## Start MATERIAL SUPPLIED

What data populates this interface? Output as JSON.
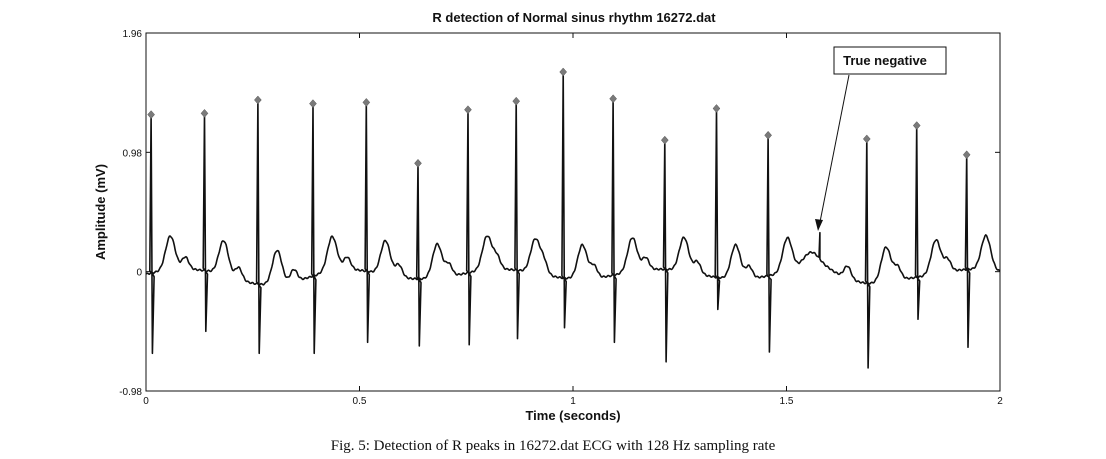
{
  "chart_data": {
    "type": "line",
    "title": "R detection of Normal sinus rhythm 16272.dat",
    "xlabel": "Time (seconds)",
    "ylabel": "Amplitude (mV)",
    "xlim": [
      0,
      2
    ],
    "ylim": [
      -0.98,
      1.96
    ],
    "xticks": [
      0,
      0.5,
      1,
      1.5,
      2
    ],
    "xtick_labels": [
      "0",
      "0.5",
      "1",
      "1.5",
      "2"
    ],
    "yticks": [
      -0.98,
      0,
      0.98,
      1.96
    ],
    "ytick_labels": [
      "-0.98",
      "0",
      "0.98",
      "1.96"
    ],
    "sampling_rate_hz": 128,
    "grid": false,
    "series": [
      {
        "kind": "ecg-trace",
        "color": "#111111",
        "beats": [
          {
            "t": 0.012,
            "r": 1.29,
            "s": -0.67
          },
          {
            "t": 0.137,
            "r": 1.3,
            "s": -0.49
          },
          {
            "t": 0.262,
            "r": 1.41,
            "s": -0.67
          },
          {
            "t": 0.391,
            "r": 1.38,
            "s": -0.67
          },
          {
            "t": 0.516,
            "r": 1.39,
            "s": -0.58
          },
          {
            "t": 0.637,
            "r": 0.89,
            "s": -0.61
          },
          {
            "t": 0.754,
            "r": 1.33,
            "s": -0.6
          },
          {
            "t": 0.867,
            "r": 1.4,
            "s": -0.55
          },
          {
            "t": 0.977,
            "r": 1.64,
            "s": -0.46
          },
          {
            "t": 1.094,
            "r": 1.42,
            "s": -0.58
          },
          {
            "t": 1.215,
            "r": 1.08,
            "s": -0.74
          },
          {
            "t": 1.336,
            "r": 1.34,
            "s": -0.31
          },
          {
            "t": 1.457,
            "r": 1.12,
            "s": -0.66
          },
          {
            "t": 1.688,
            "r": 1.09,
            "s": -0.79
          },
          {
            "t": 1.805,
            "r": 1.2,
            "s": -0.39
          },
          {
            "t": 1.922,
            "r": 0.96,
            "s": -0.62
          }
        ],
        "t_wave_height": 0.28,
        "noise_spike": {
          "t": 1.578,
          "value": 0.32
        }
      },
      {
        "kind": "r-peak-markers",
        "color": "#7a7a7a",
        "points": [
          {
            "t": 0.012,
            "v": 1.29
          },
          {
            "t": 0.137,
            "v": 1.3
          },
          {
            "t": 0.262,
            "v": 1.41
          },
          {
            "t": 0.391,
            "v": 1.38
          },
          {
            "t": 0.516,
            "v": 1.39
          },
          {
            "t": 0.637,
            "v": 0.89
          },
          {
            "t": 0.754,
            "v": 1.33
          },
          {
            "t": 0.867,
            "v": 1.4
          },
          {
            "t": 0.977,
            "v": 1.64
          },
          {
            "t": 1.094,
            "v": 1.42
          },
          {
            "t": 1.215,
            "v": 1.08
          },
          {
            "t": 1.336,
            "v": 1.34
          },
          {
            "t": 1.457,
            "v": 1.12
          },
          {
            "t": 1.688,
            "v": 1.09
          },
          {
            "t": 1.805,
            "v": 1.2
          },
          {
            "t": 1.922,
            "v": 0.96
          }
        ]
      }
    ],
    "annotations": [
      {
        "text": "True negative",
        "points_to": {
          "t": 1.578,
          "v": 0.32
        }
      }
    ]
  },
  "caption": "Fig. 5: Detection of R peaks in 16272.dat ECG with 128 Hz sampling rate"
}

## End MATERIAL SUPPLIED
## Start MATERIAL SUPPLIED

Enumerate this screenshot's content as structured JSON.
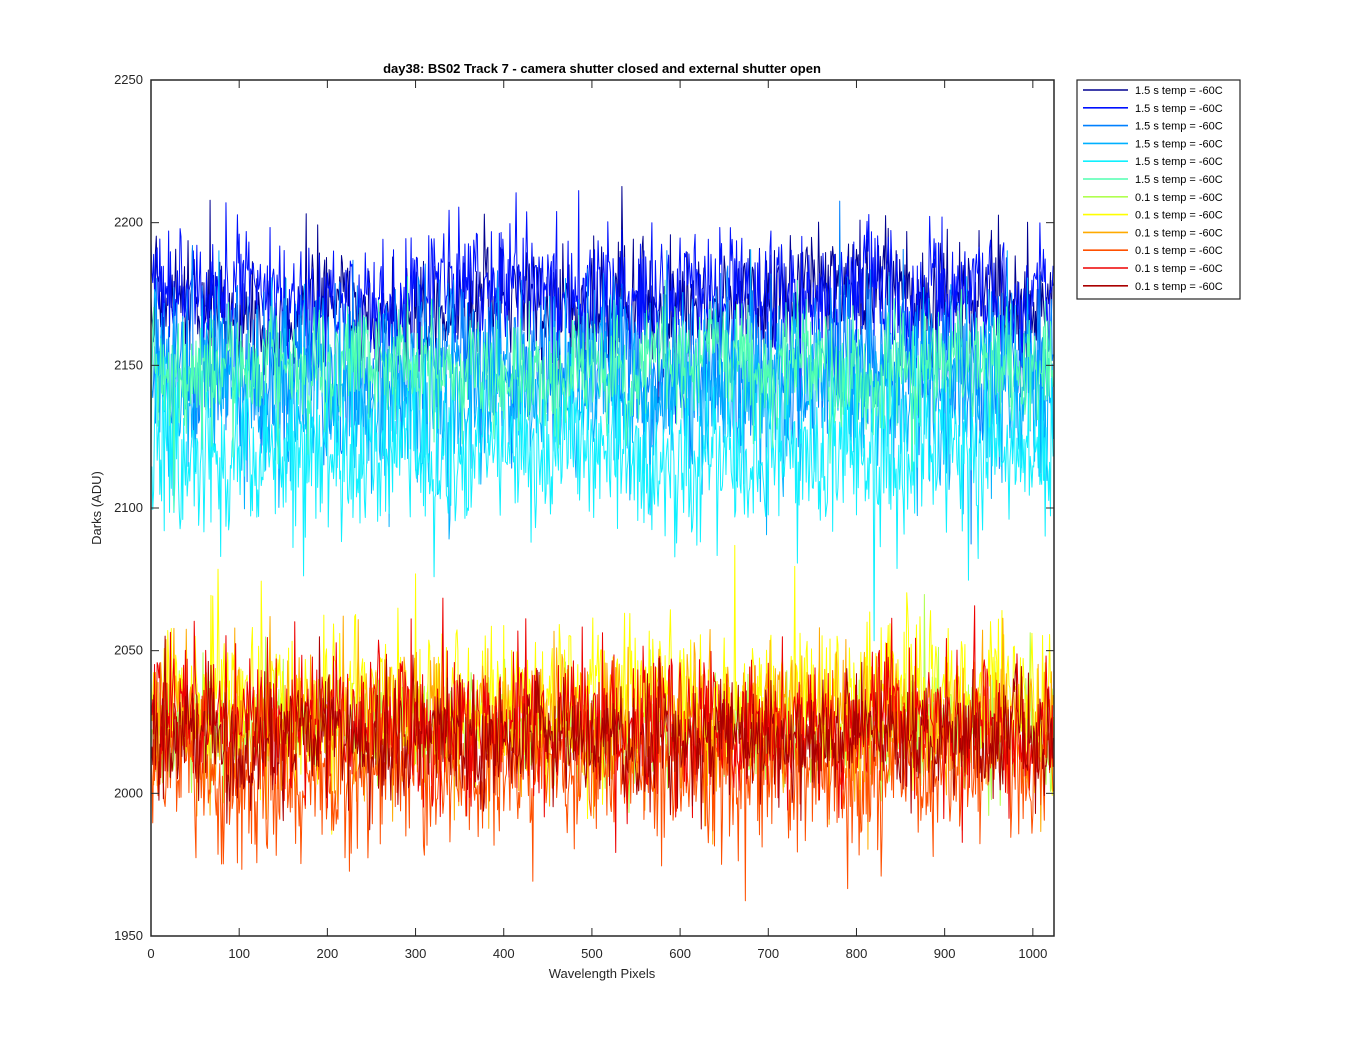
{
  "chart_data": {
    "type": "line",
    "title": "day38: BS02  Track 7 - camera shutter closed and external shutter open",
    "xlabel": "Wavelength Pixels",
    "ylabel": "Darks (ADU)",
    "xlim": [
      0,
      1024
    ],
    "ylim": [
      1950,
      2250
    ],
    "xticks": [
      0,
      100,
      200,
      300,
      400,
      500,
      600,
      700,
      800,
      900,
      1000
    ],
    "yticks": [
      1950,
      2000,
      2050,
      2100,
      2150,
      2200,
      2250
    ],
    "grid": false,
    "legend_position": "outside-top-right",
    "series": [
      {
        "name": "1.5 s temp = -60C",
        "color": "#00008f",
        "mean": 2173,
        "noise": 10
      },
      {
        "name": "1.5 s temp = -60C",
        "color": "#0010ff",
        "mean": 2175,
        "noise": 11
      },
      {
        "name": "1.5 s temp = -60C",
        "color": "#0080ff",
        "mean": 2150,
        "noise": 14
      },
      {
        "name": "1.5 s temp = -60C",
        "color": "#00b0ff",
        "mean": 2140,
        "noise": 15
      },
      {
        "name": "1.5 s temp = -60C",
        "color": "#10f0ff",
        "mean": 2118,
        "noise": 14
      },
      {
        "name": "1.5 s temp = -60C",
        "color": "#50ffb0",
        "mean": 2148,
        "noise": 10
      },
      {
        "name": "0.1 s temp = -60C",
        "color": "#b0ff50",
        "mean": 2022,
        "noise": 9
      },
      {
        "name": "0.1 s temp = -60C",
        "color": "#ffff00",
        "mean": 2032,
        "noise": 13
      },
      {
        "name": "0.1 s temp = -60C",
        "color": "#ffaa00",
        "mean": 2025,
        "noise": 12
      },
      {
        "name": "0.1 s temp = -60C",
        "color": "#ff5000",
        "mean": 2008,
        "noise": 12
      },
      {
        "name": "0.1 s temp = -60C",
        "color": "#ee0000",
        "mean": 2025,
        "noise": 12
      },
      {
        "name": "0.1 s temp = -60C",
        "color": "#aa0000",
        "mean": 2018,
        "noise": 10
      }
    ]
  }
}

## End MATERIAL SUPPLIED

▶ **WRITTEN PROBLEM**
Compute the number of lines above that contain the string "title". Reply with that value only.

▶ **ANSWER TO THE TASK**
2